**Given problem A**
Repeat the rows from the line containing "menu-edit[interactable]: Edit bbox=[49, 1, 91, 20]" through the line containing "group-header[interactable]: ⌄ Yesterday", both included, without any changes.

**Provided text**
Best Films of 2023
No criteria here except that they’re recent films that became available to me (through wide release, festivals, screeners, or wherever) for the first time this year.
1. Earth in the Mouth (Ewelina Rosinska)
This film has stayed in my mind all year, and I’ve watched it more times than any other film this year. Ewelina Rosinska is a major talent and in a world that cared about experimental art the appearance of her two films would’ve been a leading story in film circles and led to programming at many other festivals. I’m limiting this list to one film per artist or Rosinska’s other film, Ashes By Name Is Man, would also be on here. Here’s an excerpt from what I wrote about the pair of them for Tone Glow’s coverage of MoMI’s First Look, where they both had their US premiere:
…Rosińska arranges her material more in the manner of musical forms than of narrative, crafting rich but ambiguous layers of meaning from their harmonies and dissonances. She invites the audience to engage with that meaning actively and critically rather than to share in a lived history.
The films are musical in more than just the metaphorical sense. Sound is key to their confident rhythm and formal cohesion. A piece of audio will last through a number of cuts, tying a sequence together and shaping its inflection. In Earth in the Mouth, sound and image have a contrapuntal relationship which is largely syncopated but allows for added emphasis when they sync up. Frequent changes in the source and character of the sound create a soundscape on equal footing with the photography. Sometimes the music is diegetic, as when a choral piece begins and a few shots later the film cuts to the choir singing it, but other times the sound is independent from the images, or even sharply contrasts it, as when a synthy new-wave song plays while the camera shows an organist playing for a church service. In one stunning sequence, the film goes completely silent while a rock band is shown rehearsing.
2. May December (Todd Haynes)

**Given problem B**
Answer these questions using the list of best films of 2023:
(i) What is the title of Ewelina Rosinska's other film, which the list leaves out because it allows only one film per artist?
(ii) Where did both of Rosinska's films have their US premiere?
(iii) Which film is ranked second, and who directed it?

**Material for the task**

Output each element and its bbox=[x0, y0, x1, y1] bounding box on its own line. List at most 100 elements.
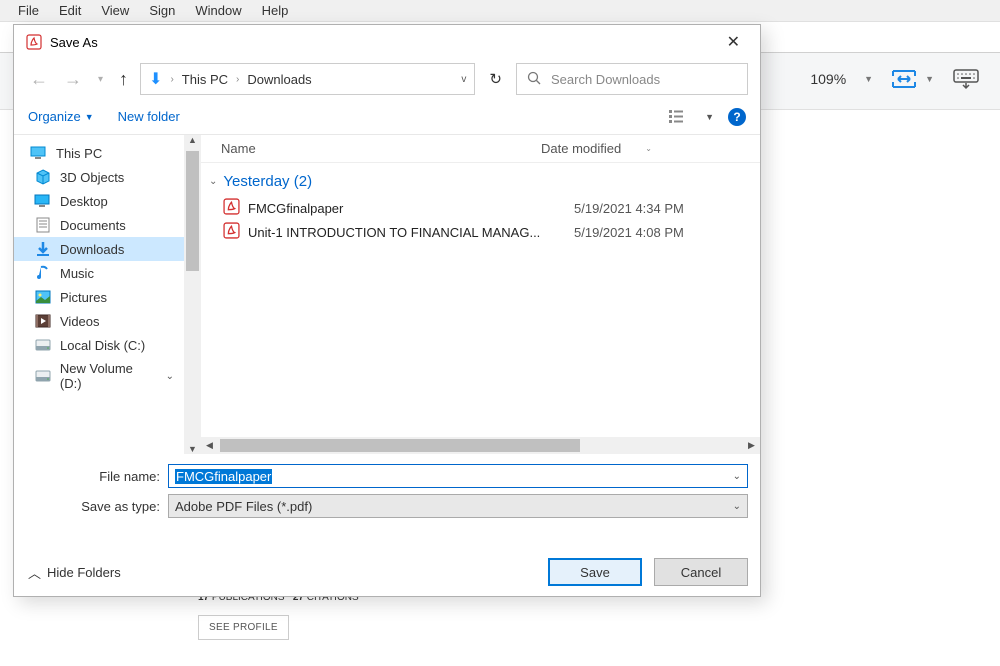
menu-edit[interactable]: Edit bbox=[49, 1, 91, 20]
menu-file[interactable]: File bbox=[8, 1, 49, 20]
menu-window[interactable]: Window bbox=[185, 1, 251, 20]
search-input[interactable]: Search Downloads bbox=[516, 63, 748, 95]
breadcrumb-folder[interactable]: Downloads bbox=[247, 72, 311, 87]
scroll-left-icon[interactable]: ◀ bbox=[201, 440, 218, 451]
breadcrumb[interactable]: ⬇ › This PC › Downloads v bbox=[140, 63, 475, 95]
organize-button[interactable]: Organize ▼ bbox=[28, 109, 94, 124]
menu-view[interactable]: View bbox=[91, 1, 139, 20]
scroll-down-icon[interactable]: ▼ bbox=[184, 444, 201, 454]
save-button[interactable]: Save bbox=[548, 558, 642, 586]
dialog-titlebar: Save As ✕ bbox=[14, 25, 760, 59]
sidebar-item-label: Documents bbox=[60, 218, 126, 233]
sidebar-item-3d-objects[interactable]: 3D Objects bbox=[14, 165, 184, 189]
fit-width-icon[interactable] bbox=[891, 67, 917, 91]
chevron-down-icon[interactable]: ⌄ bbox=[733, 471, 741, 482]
horizontal-scrollbar[interactable]: ◀ ▶ bbox=[201, 437, 760, 454]
keyboard-icon[interactable] bbox=[952, 68, 980, 90]
scroll-right-icon[interactable]: ▶ bbox=[743, 440, 760, 451]
zoom-dropdown-icon[interactable]: ▼ bbox=[864, 74, 873, 84]
search-icon bbox=[527, 71, 541, 88]
3d-icon bbox=[34, 169, 52, 185]
nav-forward-icon[interactable]: → bbox=[60, 69, 86, 90]
sidebar-item-label: Music bbox=[60, 266, 94, 281]
group-header[interactable]: ⌄ Yesterday (2) bbox=[201, 163, 760, 196]
scroll-up-icon[interactable]: ▲ bbox=[184, 135, 201, 145]
sidebar-item-label: Pictures bbox=[60, 290, 107, 305]
pc-icon bbox=[30, 145, 48, 161]
dl-icon bbox=[34, 241, 52, 257]
pictures-icon bbox=[34, 289, 52, 305]
save-type-select[interactable]: Adobe PDF Files (*.pdf) ⌄ bbox=[168, 494, 748, 518]
menu-sign[interactable]: Sign bbox=[139, 1, 185, 20]
chevron-up-icon: ︿ bbox=[28, 563, 41, 582]
h-scroll-thumb[interactable] bbox=[220, 439, 580, 452]
sidebar-item-label: 3D Objects bbox=[60, 170, 124, 185]
nav-back-icon[interactable]: ← bbox=[26, 69, 52, 90]
hide-folders-toggle[interactable]: ︿ Hide Folders bbox=[28, 563, 121, 582]
sidebar-item-label: Desktop bbox=[60, 194, 108, 209]
desktop-icon bbox=[34, 193, 52, 209]
nav-up-icon[interactable]: ↑ bbox=[115, 69, 132, 90]
sidebar-item-label: Downloads bbox=[60, 242, 124, 257]
file-date: 5/19/2021 4:08 PM bbox=[574, 225, 684, 240]
sidebar-item-desktop[interactable]: Desktop bbox=[14, 189, 184, 213]
file-name: FMCGfinalpaper bbox=[248, 201, 566, 216]
doc-icon bbox=[34, 217, 52, 233]
help-icon[interactable]: ? bbox=[728, 108, 746, 126]
view-mode-icon[interactable] bbox=[669, 109, 691, 125]
file-name-label: File name: bbox=[26, 469, 168, 484]
cancel-button[interactable]: Cancel bbox=[654, 558, 748, 586]
column-name[interactable]: Name bbox=[201, 141, 541, 156]
dialog-navbar: ← → ▾ ↑ ⬇ › This PC › Downloads v ↻ Sear… bbox=[14, 59, 760, 99]
app-menubar: File Edit View Sign Window Help bbox=[0, 0, 1000, 22]
column-date[interactable]: Date modified ⌄ bbox=[541, 141, 652, 156]
file-date: 5/19/2021 4:34 PM bbox=[574, 201, 684, 216]
sort-indicator-icon: ⌄ bbox=[645, 144, 652, 153]
sidebar-item-downloads[interactable]: Downloads bbox=[14, 237, 184, 261]
pdf-file-icon bbox=[223, 198, 240, 218]
sidebar-item-label: Local Disk (C:) bbox=[60, 338, 145, 353]
file-name-input[interactable]: FMCGfinalpaper ⌄ bbox=[168, 464, 748, 488]
sidebar-item-label: New Volume (D:) bbox=[60, 361, 158, 391]
breadcrumb-root[interactable]: This PC bbox=[182, 72, 228, 87]
nav-recent-icon[interactable]: ▾ bbox=[94, 74, 107, 85]
file-list-pane: Name Date modified ⌄ ⌄ Yesterday (2) FMC… bbox=[201, 135, 760, 454]
disk-icon bbox=[34, 368, 52, 384]
chevron-right-icon: › bbox=[170, 74, 173, 85]
close-icon[interactable]: ✕ bbox=[719, 32, 748, 52]
dialog-title: Save As bbox=[50, 35, 98, 50]
sidebar-item-music[interactable]: Music bbox=[14, 261, 184, 285]
view-dropdown-icon[interactable]: ▼ bbox=[705, 112, 714, 122]
breadcrumb-dropdown-icon[interactable]: v bbox=[461, 74, 466, 85]
menu-help[interactable]: Help bbox=[252, 1, 299, 20]
dialog-toolbar: Organize ▼ New folder ▼ ? bbox=[14, 99, 760, 135]
see-profile-button[interactable]: SEE PROFILE bbox=[198, 615, 289, 640]
chevron-down-icon[interactable]: ⌄ bbox=[166, 371, 174, 382]
zoom-level[interactable]: 109% bbox=[810, 71, 846, 87]
sidebar-item-label: Videos bbox=[60, 314, 100, 329]
fit-dropdown-icon[interactable]: ▼ bbox=[925, 74, 934, 84]
sidebar-item-pictures[interactable]: Pictures bbox=[14, 285, 184, 309]
folder-sidebar: This PC 3D Objects Desktop Documents Downloa… bbox=[14, 135, 184, 454]
pdf-app-icon bbox=[26, 34, 42, 50]
sidebar-item-new-volume-d-[interactable]: New Volume (D:) ⌄ bbox=[14, 357, 184, 395]
column-headers: Name Date modified ⌄ bbox=[201, 135, 760, 163]
chevron-down-icon[interactable]: ⌄ bbox=[733, 501, 741, 512]
disk-icon bbox=[34, 337, 52, 353]
sidebar-item-local-disk-c-[interactable]: Local Disk (C:) bbox=[14, 333, 184, 357]
sidebar-item-label: This PC bbox=[56, 146, 102, 161]
sidebar-scrollbar[interactable]: ▲ ▼ bbox=[184, 135, 201, 454]
save-as-dialog: Save As ✕ ← → ▾ ↑ ⬇ › This PC › Download… bbox=[13, 24, 761, 597]
scroll-thumb[interactable] bbox=[186, 151, 199, 271]
refresh-icon[interactable]: ↻ bbox=[483, 70, 508, 88]
sidebar-item-documents[interactable]: Documents bbox=[14, 213, 184, 237]
save-type-label: Save as type: bbox=[26, 499, 168, 514]
music-icon bbox=[34, 265, 52, 281]
file-row[interactable]: FMCGfinalpaper 5/19/2021 4:34 PM bbox=[201, 196, 760, 220]
sidebar-item-this-pc[interactable]: This PC bbox=[14, 141, 184, 165]
sidebar-item-videos[interactable]: Videos bbox=[14, 309, 184, 333]
file-row[interactable]: Unit-1 INTRODUCTION TO FINANCIAL MANAG..… bbox=[201, 220, 760, 244]
chevron-down-icon: ▼ bbox=[85, 112, 94, 122]
pdf-file-icon bbox=[223, 222, 240, 242]
new-folder-button[interactable]: New folder bbox=[118, 109, 180, 124]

**Complete answer A**
menu-edit[interactable]: Edit bbox=[49, 1, 91, 20]
menu-file[interactable]: File bbox=[8, 1, 49, 20]
menu-window[interactable]: Window bbox=[185, 1, 251, 20]
search-input[interactable]: Search Downloads bbox=[516, 63, 748, 95]
breadcrumb-folder[interactable]: Downloads bbox=[247, 72, 311, 87]
scroll-left-icon[interactable]: ◀ bbox=[201, 440, 218, 451]
breadcrumb[interactable]: ⬇ › This PC › Downloads v bbox=[140, 63, 475, 95]
organize-button[interactable]: Organize ▼ bbox=[28, 109, 94, 124]
menu-view[interactable]: View bbox=[91, 1, 139, 20]
scroll-down-icon[interactable]: ▼ bbox=[184, 444, 201, 454]
save-button[interactable]: Save bbox=[548, 558, 642, 586]
dialog-titlebar: Save As ✕ bbox=[14, 25, 760, 59]
sidebar-item-label: Documents bbox=[60, 218, 126, 233]
sidebar-item-3d-objects[interactable]: 3D Objects bbox=[14, 165, 184, 189]
fit-width-icon[interactable] bbox=[891, 67, 917, 91]
chevron-down-icon[interactable]: ⌄ bbox=[733, 471, 741, 482]
horizontal-scrollbar[interactable]: ◀ ▶ bbox=[201, 437, 760, 454]
keyboard-icon[interactable] bbox=[952, 68, 980, 90]
scroll-right-icon[interactable]: ▶ bbox=[743, 440, 760, 451]
zoom-dropdown-icon[interactable]: ▼ bbox=[864, 74, 873, 84]
search-icon bbox=[527, 71, 541, 88]
3d-icon bbox=[34, 169, 52, 185]
nav-forward-icon[interactable]: → bbox=[60, 69, 86, 90]
sidebar-item-label: Music bbox=[60, 266, 94, 281]
group-header[interactable]: ⌄ Yesterday (2) bbox=[201, 163, 760, 196]

**Complete answer B**
(i) Ashes By Name Is Man
(ii) MoMI's First Look
(iii) May December, directed by Todd Haynes